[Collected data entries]
----
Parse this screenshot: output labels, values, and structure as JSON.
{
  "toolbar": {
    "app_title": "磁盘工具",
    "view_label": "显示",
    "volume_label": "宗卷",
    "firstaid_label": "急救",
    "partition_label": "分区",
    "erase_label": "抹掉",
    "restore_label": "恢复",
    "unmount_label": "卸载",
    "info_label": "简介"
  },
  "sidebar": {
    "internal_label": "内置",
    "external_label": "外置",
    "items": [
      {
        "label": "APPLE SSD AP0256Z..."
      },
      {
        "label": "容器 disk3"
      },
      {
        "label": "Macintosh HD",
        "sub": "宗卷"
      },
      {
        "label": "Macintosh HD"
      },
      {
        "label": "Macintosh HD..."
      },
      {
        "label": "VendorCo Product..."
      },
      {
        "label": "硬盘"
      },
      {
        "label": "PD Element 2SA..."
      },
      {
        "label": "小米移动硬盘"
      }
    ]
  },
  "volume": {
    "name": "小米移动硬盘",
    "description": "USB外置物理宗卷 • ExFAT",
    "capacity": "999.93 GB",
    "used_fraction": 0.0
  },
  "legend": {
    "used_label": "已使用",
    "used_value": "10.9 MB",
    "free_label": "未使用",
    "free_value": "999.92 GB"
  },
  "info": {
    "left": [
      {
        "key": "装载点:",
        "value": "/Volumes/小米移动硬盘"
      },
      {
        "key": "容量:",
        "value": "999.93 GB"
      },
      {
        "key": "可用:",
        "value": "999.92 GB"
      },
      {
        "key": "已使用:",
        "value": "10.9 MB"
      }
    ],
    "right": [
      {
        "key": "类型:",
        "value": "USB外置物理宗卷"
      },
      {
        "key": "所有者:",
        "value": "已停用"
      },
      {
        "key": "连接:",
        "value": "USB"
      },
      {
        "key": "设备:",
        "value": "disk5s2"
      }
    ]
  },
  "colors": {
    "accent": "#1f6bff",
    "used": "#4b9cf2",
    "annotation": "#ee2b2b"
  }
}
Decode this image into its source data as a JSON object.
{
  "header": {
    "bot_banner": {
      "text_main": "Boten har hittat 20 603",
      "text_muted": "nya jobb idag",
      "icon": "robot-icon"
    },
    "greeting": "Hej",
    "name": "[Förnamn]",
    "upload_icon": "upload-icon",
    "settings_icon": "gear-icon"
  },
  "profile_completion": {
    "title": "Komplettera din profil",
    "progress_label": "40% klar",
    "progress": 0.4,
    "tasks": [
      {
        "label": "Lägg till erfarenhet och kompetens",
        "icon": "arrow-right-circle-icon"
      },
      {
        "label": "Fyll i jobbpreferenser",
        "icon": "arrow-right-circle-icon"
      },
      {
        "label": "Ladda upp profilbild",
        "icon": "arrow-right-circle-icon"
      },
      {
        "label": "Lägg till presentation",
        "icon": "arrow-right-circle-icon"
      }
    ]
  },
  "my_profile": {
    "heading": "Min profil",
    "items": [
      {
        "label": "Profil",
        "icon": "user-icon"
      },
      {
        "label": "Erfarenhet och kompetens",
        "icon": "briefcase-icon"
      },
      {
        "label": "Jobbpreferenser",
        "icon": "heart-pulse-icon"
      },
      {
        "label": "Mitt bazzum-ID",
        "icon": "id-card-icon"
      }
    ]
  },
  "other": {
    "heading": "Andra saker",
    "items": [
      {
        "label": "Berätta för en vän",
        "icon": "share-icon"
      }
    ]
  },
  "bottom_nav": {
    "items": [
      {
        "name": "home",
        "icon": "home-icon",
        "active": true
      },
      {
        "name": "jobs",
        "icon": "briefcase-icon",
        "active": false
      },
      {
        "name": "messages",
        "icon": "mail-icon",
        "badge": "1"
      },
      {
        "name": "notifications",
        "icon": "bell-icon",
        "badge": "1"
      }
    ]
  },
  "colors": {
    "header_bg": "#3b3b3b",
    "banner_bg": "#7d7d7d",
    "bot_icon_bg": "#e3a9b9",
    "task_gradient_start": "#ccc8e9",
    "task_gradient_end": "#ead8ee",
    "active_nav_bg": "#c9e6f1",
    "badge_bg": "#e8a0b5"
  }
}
----
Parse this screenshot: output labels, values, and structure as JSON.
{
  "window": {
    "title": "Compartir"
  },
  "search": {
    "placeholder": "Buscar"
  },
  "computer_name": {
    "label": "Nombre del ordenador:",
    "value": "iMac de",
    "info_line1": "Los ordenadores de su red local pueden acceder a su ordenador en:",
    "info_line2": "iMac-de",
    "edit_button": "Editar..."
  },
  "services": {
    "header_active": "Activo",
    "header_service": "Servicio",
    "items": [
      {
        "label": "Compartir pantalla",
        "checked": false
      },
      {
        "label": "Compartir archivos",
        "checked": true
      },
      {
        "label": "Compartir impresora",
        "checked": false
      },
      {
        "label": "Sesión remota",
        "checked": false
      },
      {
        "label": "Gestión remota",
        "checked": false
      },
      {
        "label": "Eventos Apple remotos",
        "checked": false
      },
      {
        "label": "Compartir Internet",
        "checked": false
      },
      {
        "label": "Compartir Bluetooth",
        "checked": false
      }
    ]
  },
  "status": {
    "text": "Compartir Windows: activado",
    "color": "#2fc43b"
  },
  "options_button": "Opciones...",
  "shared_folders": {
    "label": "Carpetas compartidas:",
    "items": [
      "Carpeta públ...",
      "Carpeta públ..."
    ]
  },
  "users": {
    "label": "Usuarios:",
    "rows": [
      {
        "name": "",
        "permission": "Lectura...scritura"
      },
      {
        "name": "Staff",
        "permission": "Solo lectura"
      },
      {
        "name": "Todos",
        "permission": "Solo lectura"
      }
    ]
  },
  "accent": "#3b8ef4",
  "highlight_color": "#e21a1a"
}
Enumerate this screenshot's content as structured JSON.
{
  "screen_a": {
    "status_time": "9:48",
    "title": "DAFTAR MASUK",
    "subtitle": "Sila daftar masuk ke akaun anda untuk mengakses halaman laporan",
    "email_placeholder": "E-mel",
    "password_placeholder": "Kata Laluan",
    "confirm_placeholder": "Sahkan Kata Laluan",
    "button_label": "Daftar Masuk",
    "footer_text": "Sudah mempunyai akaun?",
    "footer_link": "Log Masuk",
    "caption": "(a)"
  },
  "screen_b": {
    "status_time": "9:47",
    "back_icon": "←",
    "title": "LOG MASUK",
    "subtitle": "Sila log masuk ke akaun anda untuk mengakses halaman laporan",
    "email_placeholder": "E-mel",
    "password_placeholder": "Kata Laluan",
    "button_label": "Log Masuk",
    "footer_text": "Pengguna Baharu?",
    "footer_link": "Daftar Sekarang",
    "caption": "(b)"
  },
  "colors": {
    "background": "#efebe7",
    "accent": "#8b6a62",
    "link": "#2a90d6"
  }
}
----
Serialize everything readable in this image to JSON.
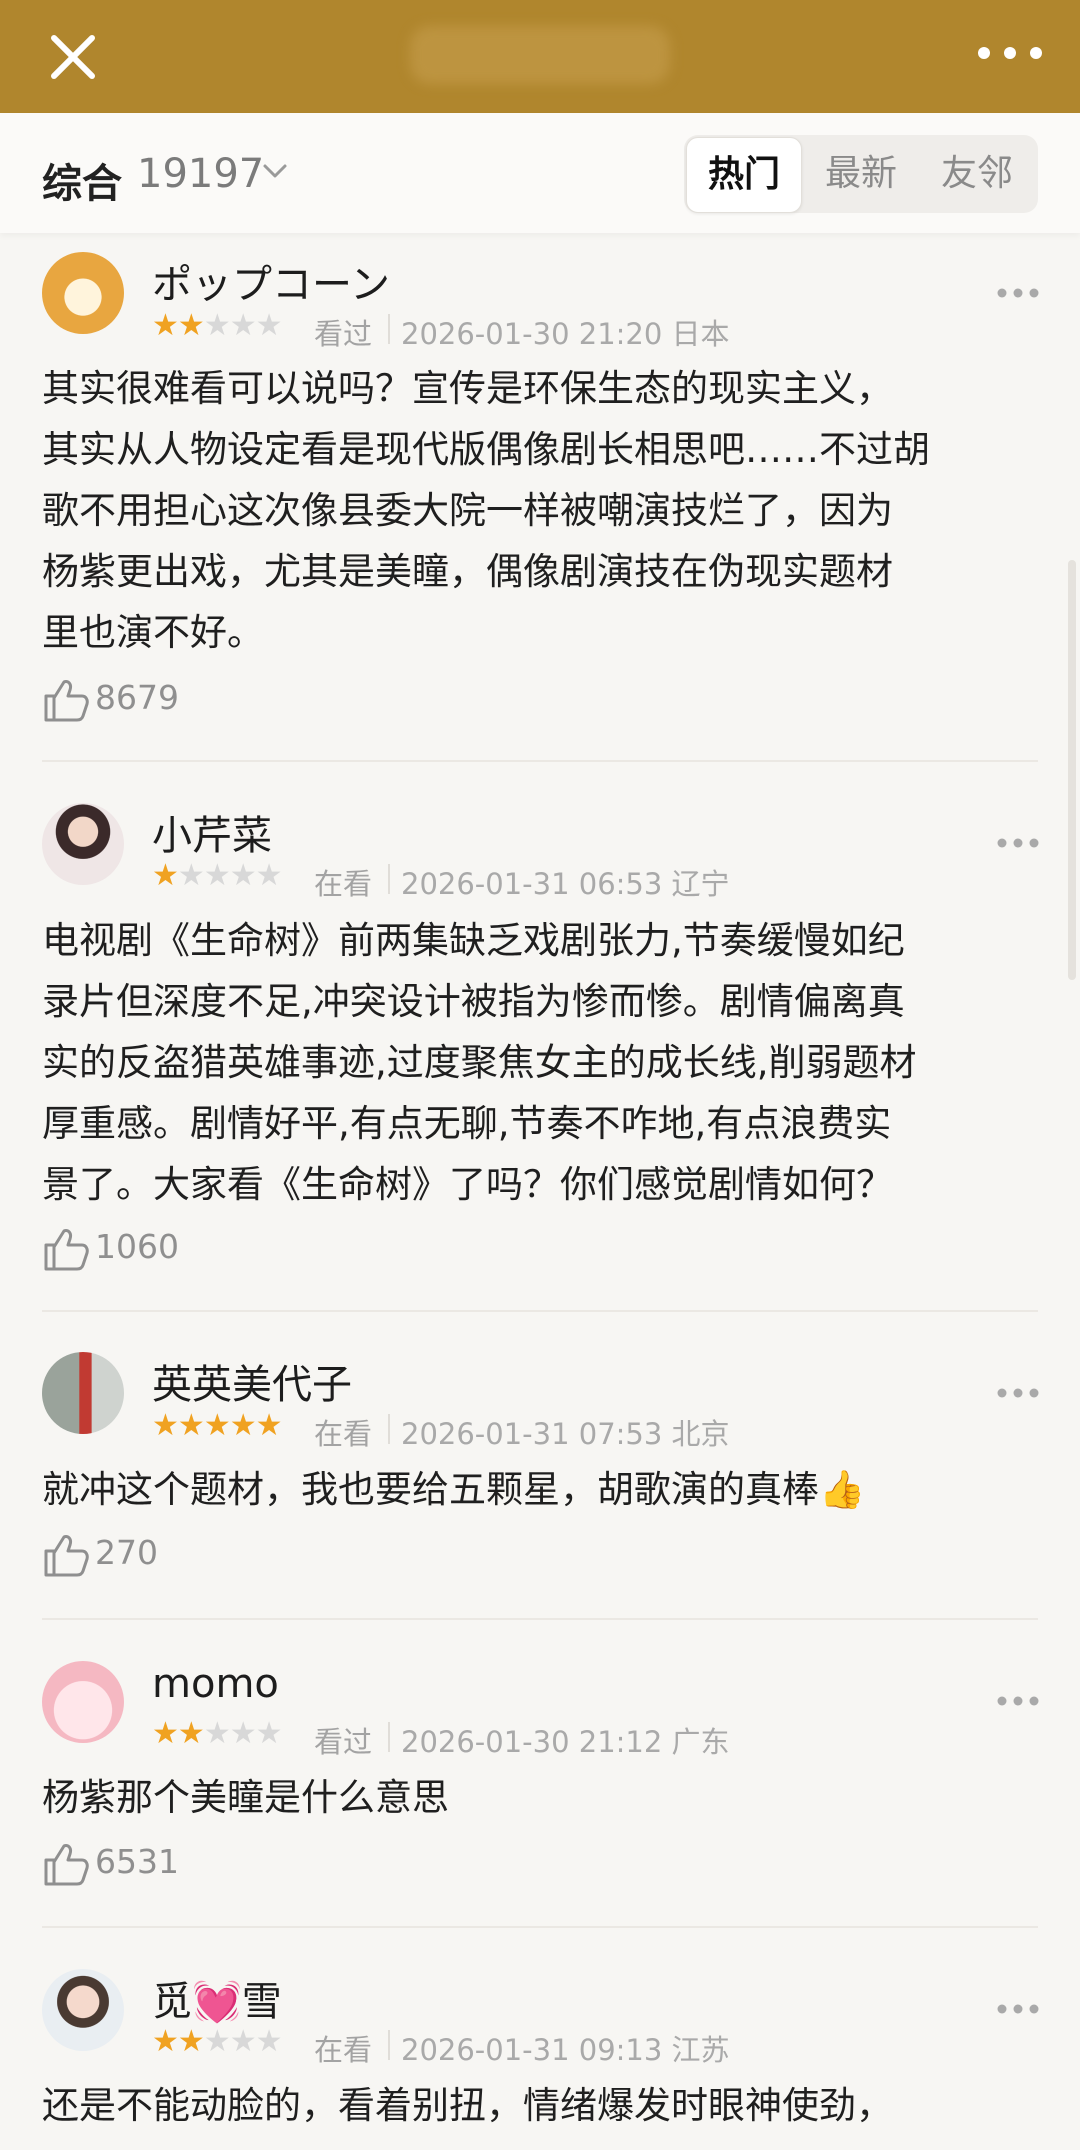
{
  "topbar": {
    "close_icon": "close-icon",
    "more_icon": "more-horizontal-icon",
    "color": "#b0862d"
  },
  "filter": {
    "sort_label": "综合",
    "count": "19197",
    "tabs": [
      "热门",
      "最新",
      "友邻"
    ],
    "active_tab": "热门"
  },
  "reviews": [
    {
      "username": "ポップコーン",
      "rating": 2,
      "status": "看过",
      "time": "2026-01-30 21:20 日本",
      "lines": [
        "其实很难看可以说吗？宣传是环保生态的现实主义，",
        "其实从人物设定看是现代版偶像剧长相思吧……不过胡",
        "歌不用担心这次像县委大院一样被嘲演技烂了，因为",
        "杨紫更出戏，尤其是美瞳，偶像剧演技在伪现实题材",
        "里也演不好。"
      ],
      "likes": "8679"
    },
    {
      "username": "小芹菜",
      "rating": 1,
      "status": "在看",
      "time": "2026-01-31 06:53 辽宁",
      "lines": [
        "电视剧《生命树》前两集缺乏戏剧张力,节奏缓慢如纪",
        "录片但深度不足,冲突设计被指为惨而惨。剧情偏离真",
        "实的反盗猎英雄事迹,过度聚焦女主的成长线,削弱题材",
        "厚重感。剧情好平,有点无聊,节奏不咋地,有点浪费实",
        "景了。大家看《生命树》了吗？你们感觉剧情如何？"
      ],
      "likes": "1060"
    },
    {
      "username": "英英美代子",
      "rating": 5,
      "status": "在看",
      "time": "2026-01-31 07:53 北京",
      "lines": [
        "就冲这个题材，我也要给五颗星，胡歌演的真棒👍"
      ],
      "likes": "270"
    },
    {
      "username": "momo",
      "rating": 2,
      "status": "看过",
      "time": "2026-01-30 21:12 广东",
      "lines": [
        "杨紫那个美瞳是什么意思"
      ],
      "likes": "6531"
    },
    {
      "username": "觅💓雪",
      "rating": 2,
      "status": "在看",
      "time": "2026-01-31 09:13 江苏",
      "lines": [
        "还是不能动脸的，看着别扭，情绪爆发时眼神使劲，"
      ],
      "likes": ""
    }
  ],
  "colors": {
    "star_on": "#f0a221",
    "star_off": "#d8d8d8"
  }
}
----
What the task asks:
Lines from the records above that hold "laporan" are the ones to list.

Solution:
    "subtitle": "Sila daftar masuk ke akaun anda untuk mengakses halaman laporan",
    "subtitle": "Sila log masuk ke akaun anda untuk mengakses halaman laporan",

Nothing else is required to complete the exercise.